Records for processing:
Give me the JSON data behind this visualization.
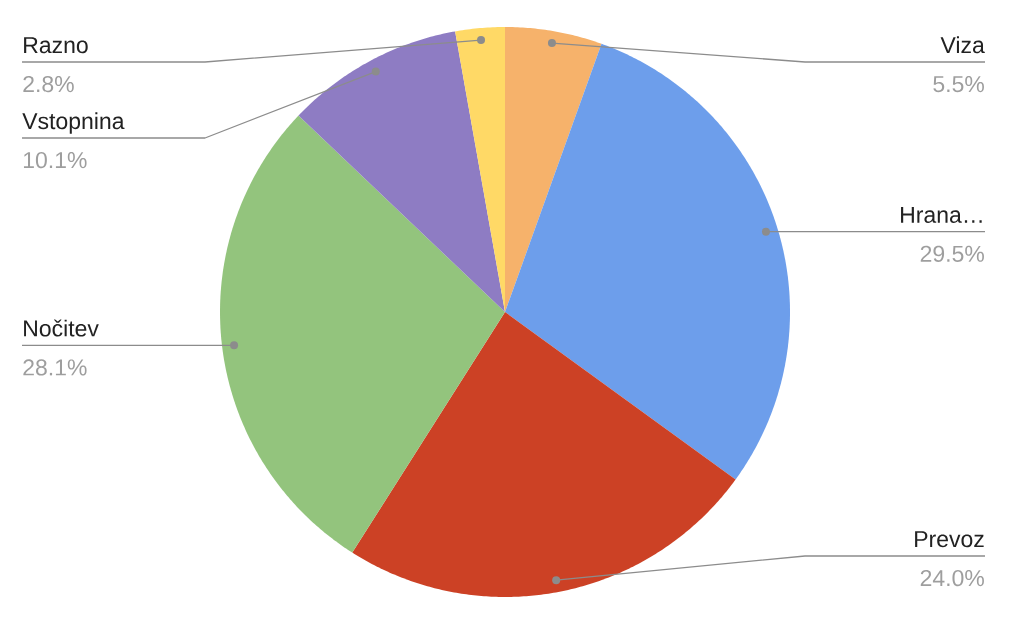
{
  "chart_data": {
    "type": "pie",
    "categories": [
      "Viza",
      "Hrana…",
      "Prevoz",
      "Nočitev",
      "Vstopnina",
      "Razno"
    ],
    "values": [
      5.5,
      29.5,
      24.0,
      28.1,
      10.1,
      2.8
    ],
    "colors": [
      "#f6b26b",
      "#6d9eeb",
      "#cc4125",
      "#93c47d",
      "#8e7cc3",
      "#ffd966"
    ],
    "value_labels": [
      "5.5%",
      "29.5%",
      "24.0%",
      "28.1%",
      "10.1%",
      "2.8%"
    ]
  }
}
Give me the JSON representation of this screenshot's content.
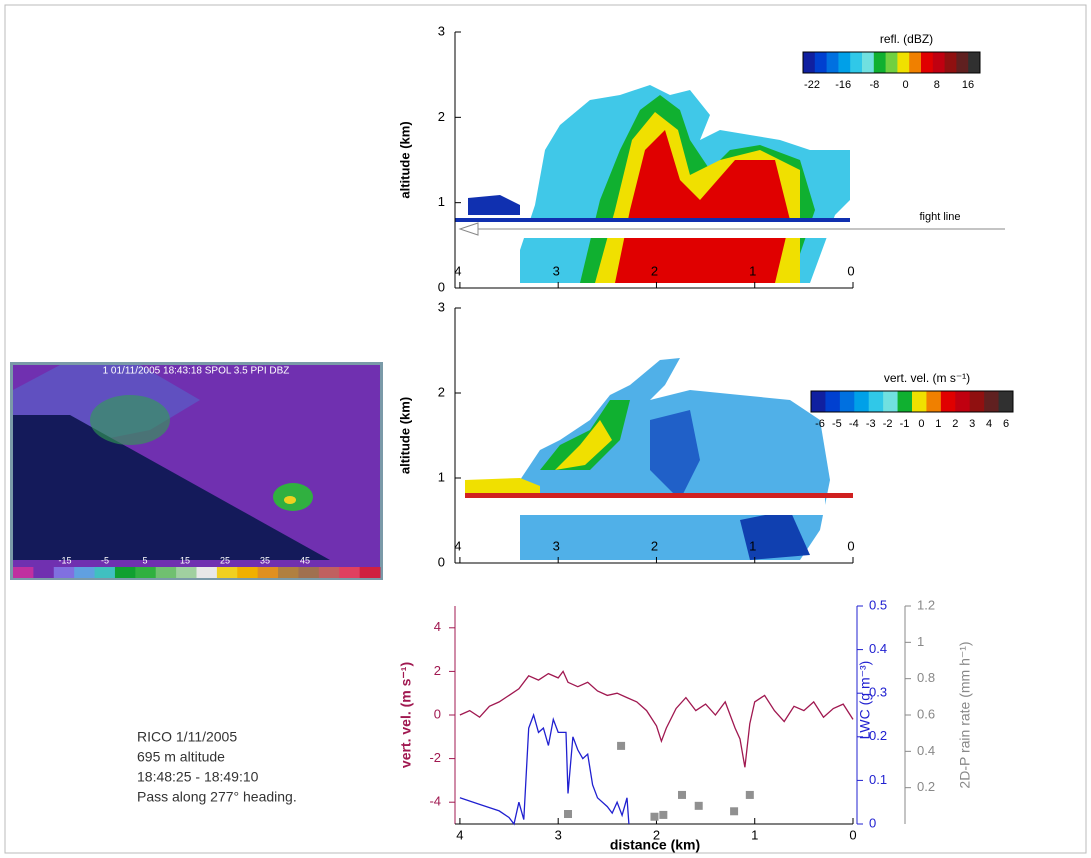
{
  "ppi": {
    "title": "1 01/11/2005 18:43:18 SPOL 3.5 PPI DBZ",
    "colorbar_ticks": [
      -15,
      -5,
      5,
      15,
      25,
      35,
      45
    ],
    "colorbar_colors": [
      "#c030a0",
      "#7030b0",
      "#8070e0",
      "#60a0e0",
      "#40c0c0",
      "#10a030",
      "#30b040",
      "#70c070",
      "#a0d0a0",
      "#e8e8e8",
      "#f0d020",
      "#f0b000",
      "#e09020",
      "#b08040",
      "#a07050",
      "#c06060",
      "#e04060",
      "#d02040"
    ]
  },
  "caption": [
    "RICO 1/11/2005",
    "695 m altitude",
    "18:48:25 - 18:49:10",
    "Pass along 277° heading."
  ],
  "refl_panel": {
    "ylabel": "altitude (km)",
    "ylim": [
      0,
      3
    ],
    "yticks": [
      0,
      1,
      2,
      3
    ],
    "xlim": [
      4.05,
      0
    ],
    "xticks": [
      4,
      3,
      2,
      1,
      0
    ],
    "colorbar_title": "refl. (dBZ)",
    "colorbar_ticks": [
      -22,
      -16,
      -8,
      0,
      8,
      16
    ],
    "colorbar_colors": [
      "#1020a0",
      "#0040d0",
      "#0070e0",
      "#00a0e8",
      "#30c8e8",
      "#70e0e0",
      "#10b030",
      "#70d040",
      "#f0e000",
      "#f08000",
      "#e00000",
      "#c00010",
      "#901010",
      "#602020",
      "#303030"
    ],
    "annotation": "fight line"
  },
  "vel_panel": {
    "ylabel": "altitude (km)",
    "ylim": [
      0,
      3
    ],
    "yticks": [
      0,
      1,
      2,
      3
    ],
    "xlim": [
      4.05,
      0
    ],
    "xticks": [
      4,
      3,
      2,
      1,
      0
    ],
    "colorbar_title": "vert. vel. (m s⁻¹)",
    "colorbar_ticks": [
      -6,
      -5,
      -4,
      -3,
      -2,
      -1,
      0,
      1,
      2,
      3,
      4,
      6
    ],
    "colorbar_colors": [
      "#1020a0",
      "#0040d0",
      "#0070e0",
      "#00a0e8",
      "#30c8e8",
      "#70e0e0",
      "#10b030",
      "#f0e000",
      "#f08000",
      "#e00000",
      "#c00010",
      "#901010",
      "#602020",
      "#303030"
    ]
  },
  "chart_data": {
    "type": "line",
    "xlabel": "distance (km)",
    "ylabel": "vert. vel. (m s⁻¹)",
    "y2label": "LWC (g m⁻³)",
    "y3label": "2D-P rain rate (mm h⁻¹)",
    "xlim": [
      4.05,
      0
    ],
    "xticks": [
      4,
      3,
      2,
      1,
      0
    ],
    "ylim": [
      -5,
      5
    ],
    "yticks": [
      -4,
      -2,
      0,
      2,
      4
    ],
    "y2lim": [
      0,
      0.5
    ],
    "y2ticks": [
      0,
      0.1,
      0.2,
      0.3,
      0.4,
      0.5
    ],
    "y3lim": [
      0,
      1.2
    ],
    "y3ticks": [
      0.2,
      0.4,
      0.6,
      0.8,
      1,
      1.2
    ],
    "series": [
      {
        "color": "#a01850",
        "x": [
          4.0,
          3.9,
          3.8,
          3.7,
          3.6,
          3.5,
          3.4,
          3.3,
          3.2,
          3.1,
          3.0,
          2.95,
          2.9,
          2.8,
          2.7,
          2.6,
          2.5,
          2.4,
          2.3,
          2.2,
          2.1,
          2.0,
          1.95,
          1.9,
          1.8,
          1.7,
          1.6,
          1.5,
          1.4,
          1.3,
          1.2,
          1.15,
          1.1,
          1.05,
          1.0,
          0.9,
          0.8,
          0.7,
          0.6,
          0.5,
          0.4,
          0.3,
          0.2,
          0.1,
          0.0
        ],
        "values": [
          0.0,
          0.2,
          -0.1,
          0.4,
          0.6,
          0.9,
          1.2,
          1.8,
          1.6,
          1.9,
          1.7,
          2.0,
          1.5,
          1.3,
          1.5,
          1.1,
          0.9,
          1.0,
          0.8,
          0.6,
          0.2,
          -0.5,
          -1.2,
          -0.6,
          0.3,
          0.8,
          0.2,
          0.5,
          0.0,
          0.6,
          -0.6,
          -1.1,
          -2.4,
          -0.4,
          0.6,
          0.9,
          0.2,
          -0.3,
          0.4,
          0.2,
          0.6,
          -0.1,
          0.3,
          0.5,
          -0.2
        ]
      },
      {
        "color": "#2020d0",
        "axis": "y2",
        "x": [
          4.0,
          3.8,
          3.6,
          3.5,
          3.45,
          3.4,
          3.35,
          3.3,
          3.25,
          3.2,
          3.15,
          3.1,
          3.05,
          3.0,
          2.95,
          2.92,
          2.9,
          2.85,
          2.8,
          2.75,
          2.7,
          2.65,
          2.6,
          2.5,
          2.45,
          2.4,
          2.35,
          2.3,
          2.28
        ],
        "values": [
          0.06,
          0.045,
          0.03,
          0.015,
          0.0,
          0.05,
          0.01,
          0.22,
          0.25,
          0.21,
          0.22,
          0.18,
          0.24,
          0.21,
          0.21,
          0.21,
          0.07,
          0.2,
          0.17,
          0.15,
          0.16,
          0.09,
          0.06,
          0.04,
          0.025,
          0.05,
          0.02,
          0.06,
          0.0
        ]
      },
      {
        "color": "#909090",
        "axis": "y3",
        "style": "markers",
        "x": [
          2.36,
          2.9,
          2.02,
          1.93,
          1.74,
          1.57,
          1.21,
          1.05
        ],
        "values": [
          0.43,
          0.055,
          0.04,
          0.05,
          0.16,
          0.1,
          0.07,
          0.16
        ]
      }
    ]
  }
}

Request: Return each line of the data that contains the string "vert".

Answer in full:
    "colorbar_title": "vert. vel. (m s⁻¹)",
    "ylabel": "vert. vel. (m s⁻¹)",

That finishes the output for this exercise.